Collected data entries
▬▬▬▬▬▬

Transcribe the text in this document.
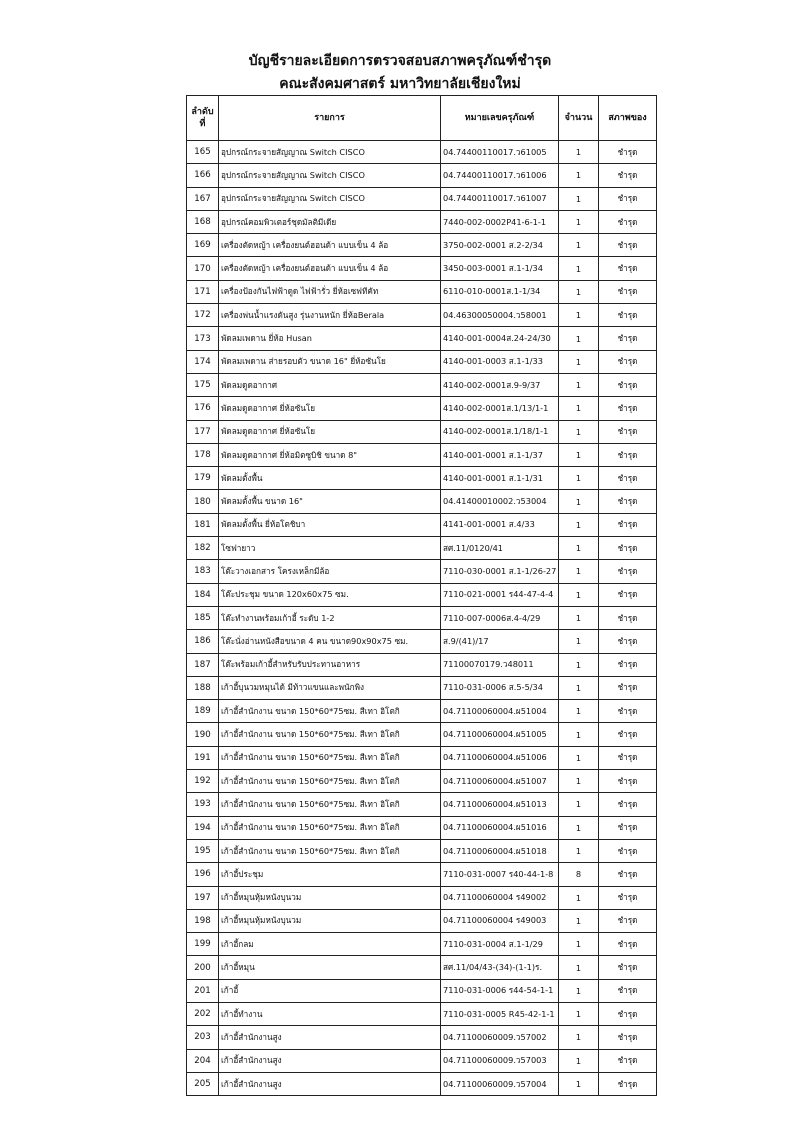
บัญชีรายละเอียดการตรวจสอบสภาพครุภัณฑ์ชำรุด
คณะสังคมศาสตร์ มหาวิทยาลัยเชียงใหม่
ลำดับที่	รายการ	หมายเลขครุภัณฑ์	จำนวน	สภาพของ
165	อุปกรณ์กระจายสัญญาณ Switch CISCO	04.74400110017.ว61005	1	ชำรุด
166	อุปกรณ์กระจายสัญญาณ Switch CISCO	04.74400110017.ว61006	1	ชำรุด
167	อุปกรณ์กระจายสัญญาณ Switch CISCO	04.74400110017.ว61007	1	ชำรุด
168	อุปกรณ์คอมพิวเตอร์ชุดมัลติมีเดีย	7440-002-0002P41-6-1-1	1	ชำรุด
169	เครื่องตัดหญ้า เครื่องยนต์ฮอนด้า แบบเข็น 4 ล้อ	3750-002-0001 ส.2-2/34	1	ชำรุด
170	เครื่องตัดหญ้า เครื่องยนต์ฮอนด้า แบบเข็น 4 ล้อ	3450-003-0001 ส.1-1/34	1	ชำรุด
171	เครื่องป้องกันไฟฟ้าดูด ไฟฟ้ารั่ว ยี่ห้อเซฟทีคัท	6110-010-0001ส.1-1/34	1	ชำรุด
172	เครื่องพ่นน้ำแรงดันสูง รุ่นงานหนัก ยี่ห้อBerala	04.46300050004.ว58001	1	ชำรุด
173	พัดลมเพดาน ยี่ห้อ Husan	4140-001-0004ส.24-24/30	1	ชำรุด
174	พัดลมเพดาน ส่ายรอบตัว ขนาด 16" ยี่ห้อซันโย	4140-001-0003 ส.1-1/33	1	ชำรุด
175	พัดลมดูดอากาศ	4140-002-0001ส.9-9/37	1	ชำรุด
176	พัดลมดูดอากาศ ยี่ห้อซันโย	4140-002-0001ส.1/13/1-1	1	ชำรุด
177	พัดลมดูดอากาศ ยี่ห้อซันโย	4140-002-0001ส.1/18/1-1	1	ชำรุด
178	พัดลมดูดอากาศ ยี่ห้อมิตซูบิชิ ขนาด 8"	4140-001-0001 ส.1-1/37	1	ชำรุด
179	พัดลมตั้งพื้น	4140-001-0001 ส.1-1/31	1	ชำรุด
180	พัดลมตั้งพื้น ขนาด 16"	04.41400010002.ว53004	1	ชำรุด
181	พัดลมตั้งพื้น ยี่ห้อโตชิบา	4141-001-0001 ส.4/33	1	ชำรุด
182	โซฟายาว	สศ.11/0120/41	1	ชำรุด
183	โต๊ะวางเอกสาร โครงเหล็กมีล้อ	7110-030-0001 ส.1-1/26-27	1	ชำรุด
184	โต๊ะประชุม ขนาด 120x60x75 ซม.	7110-021-0001 ร44-47-4-4	1	ชำรุด
185	โต๊ะทำงานพร้อมเก้าอี้ ระดับ 1-2	7110-007-0006ส.4-4/29	1	ชำรุด
186	โต๊ะนั่งอ่านหนังสือขนาด 4 คน ขนาด90x90x75 ซม.	ส.9/(41)/17	1	ชำรุด
187	โต๊ะพร้อมเก้าอี้สำหรับรับประทานอาหาร	71100070179.ว48011	1	ชำรุด
188	เก้าอี้บุนวมหมุนได้ มีท้าวแขนและพนักพิง	7110-031-0006 ส.5-5/34	1	ชำรุด
189	เก้าอี้สำนักงาน ขนาด 150*60*75ซม. สีเทา อิโตกิ	04.71100060004.ผ51004	1	ชำรุด
190	เก้าอี้สำนักงาน ขนาด 150*60*75ซม. สีเทา อิโตกิ	04.71100060004.ผ51005	1	ชำรุด
191	เก้าอี้สำนักงาน ขนาด 150*60*75ซม. สีเทา อิโตกิ	04.71100060004.ผ51006	1	ชำรุด
192	เก้าอี้สำนักงาน ขนาด 150*60*75ซม. สีเทา อิโตกิ	04.71100060004.ผ51007	1	ชำรุด
193	เก้าอี้สำนักงาน ขนาด 150*60*75ซม. สีเทา อิโตกิ	04.71100060004.ผ51013	1	ชำรุด
194	เก้าอี้สำนักงาน ขนาด 150*60*75ซม. สีเทา อิโตกิ	04.71100060004.ผ51016	1	ชำรุด
195	เก้าอี้สำนักงาน ขนาด 150*60*75ซม. สีเทา อิโตกิ	04.71100060004.ผ51018	1	ชำรุด
196	เก้าอี้ประชุม	7110-031-0007 ร40-44-1-8	8	ชำรุด
197	เก้าอี้หมุนหุ้มหนังบุนวม	04.71100060004 ร49002	1	ชำรุด
198	เก้าอี้หมุนหุ้มหนังบุนวม	04.71100060004 ร49003	1	ชำรุด
199	เก้าอี้กลม	7110-031-0004 ส.1-1/29	1	ชำรุด
200	เก้าอี้หมุน	สศ.11/04/43-(34)-(1-1)ร.	1	ชำรุด
201	เก้าอี้	7110-031-0006 ร44-54-1-1	1	ชำรุด
202	เก้าอี้ทำงาน	7110-031-0005 R45-42-1-1	1	ชำรุด
203	เก้าอี้สำนักงานสูง	04.71100060009.ว57002	1	ชำรุด
204	เก้าอี้สำนักงานสูง	04.71100060009.ว57003	1	ชำรุด
205	เก้าอี้สำนักงานสูง	04.71100060009.ว57004	1	ชำรุด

▬▬▬▬▬▬

REQUEST
Return the listing above word for word, with the pictures removed.

RESPONSE TO THE EXERCISE
Transcribe the text in this document.
บัญชีรายละเอียดการตรวจสอบสภาพครุภัณฑ์ชำรุด
คณะสังคมศาสตร์ มหาวิทยาลัยเชียงใหม่
ลำดับที่	รายการ	หมายเลขครุภัณฑ์	จำนวน	สภาพของ
165	อุปกรณ์กระจายสัญญาณ Switch CISCO	04.74400110017.ว61005	1	ชำรุด
166	อุปกรณ์กระจายสัญญาณ Switch CISCO	04.74400110017.ว61006	1	ชำรุด
167	อุปกรณ์กระจายสัญญาณ Switch CISCO	04.74400110017.ว61007	1	ชำรุด
168	อุปกรณ์คอมพิวเตอร์ชุดมัลติมีเดีย	7440-002-0002P41-6-1-1	1	ชำรุด
169	เครื่องตัดหญ้า เครื่องยนต์ฮอนด้า แบบเข็น 4 ล้อ	3750-002-0001 ส.2-2/34	1	ชำรุด
170	เครื่องตัดหญ้า เครื่องยนต์ฮอนด้า แบบเข็น 4 ล้อ	3450-003-0001 ส.1-1/34	1	ชำรุด
171	เครื่องป้องกันไฟฟ้าดูด ไฟฟ้ารั่ว ยี่ห้อเซฟทีคัท	6110-010-0001ส.1-1/34	1	ชำรุด
172	เครื่องพ่นน้ำแรงดันสูง รุ่นงานหนัก ยี่ห้อBerala	04.46300050004.ว58001	1	ชำรุด
173	พัดลมเพดาน ยี่ห้อ Husan	4140-001-0004ส.24-24/30	1	ชำรุด
174	พัดลมเพดาน ส่ายรอบตัว ขนาด 16" ยี่ห้อซันโย	4140-001-0003 ส.1-1/33	1	ชำรุด
175	พัดลมดูดอากาศ	4140-002-0001ส.9-9/37	1	ชำรุด
176	พัดลมดูดอากาศ ยี่ห้อซันโย	4140-002-0001ส.1/13/1-1	1	ชำรุด
177	พัดลมดูดอากาศ ยี่ห้อซันโย	4140-002-0001ส.1/18/1-1	1	ชำรุด
178	พัดลมดูดอากาศ ยี่ห้อมิตซูบิชิ ขนาด 8"	4140-001-0001 ส.1-1/37	1	ชำรุด
179	พัดลมตั้งพื้น	4140-001-0001 ส.1-1/31	1	ชำรุด
180	พัดลมตั้งพื้น ขนาด 16"	04.41400010002.ว53004	1	ชำรุด
181	พัดลมตั้งพื้น ยี่ห้อโตชิบา	4141-001-0001 ส.4/33	1	ชำรุด
182	โซฟายาว	สศ.11/0120/41	1	ชำรุด
183	โต๊ะวางเอกสาร โครงเหล็กมีล้อ	7110-030-0001 ส.1-1/26-27	1	ชำรุด
184	โต๊ะประชุม ขนาด 120x60x75 ซม.	7110-021-0001 ร44-47-4-4	1	ชำรุด
185	โต๊ะทำงานพร้อมเก้าอี้ ระดับ 1-2	7110-007-0006ส.4-4/29	1	ชำรุด
186	โต๊ะนั่งอ่านหนังสือขนาด 4 คน ขนาด90x90x75 ซม.	ส.9/(41)/17	1	ชำรุด
187	โต๊ะพร้อมเก้าอี้สำหรับรับประทานอาหาร	71100070179.ว48011	1	ชำรุด
188	เก้าอี้บุนวมหมุนได้ มีท้าวแขนและพนักพิง	7110-031-0006 ส.5-5/34	1	ชำรุด
189	เก้าอี้สำนักงาน ขนาด 150*60*75ซม. สีเทา อิโตกิ	04.71100060004.ผ51004	1	ชำรุด
190	เก้าอี้สำนักงาน ขนาด 150*60*75ซม. สีเทา อิโตกิ	04.71100060004.ผ51005	1	ชำรุด
191	เก้าอี้สำนักงาน ขนาด 150*60*75ซม. สีเทา อิโตกิ	04.71100060004.ผ51006	1	ชำรุด
192	เก้าอี้สำนักงาน ขนาด 150*60*75ซม. สีเทา อิโตกิ	04.71100060004.ผ51007	1	ชำรุด
193	เก้าอี้สำนักงาน ขนาด 150*60*75ซม. สีเทา อิโตกิ	04.71100060004.ผ51013	1	ชำรุด
194	เก้าอี้สำนักงาน ขนาด 150*60*75ซม. สีเทา อิโตกิ	04.71100060004.ผ51016	1	ชำรุด
195	เก้าอี้สำนักงาน ขนาด 150*60*75ซม. สีเทา อิโตกิ	04.71100060004.ผ51018	1	ชำรุด
196	เก้าอี้ประชุม	7110-031-0007 ร40-44-1-8	8	ชำรุด
197	เก้าอี้หมุนหุ้มหนังบุนวม	04.71100060004 ร49002	1	ชำรุด
198	เก้าอี้หมุนหุ้มหนังบุนวม	04.71100060004 ร49003	1	ชำรุด
199	เก้าอี้กลม	7110-031-0004 ส.1-1/29	1	ชำรุด
200	เก้าอี้หมุน	สศ.11/04/43-(34)-(1-1)ร.	1	ชำรุด
201	เก้าอี้	7110-031-0006 ร44-54-1-1	1	ชำรุด
202	เก้าอี้ทำงาน	7110-031-0005 R45-42-1-1	1	ชำรุด
203	เก้าอี้สำนักงานสูง	04.71100060009.ว57002	1	ชำรุด
204	เก้าอี้สำนักงานสูง	04.71100060009.ว57003	1	ชำรุด
205	เก้าอี้สำนักงานสูง	04.71100060009.ว57004	1	ชำรุด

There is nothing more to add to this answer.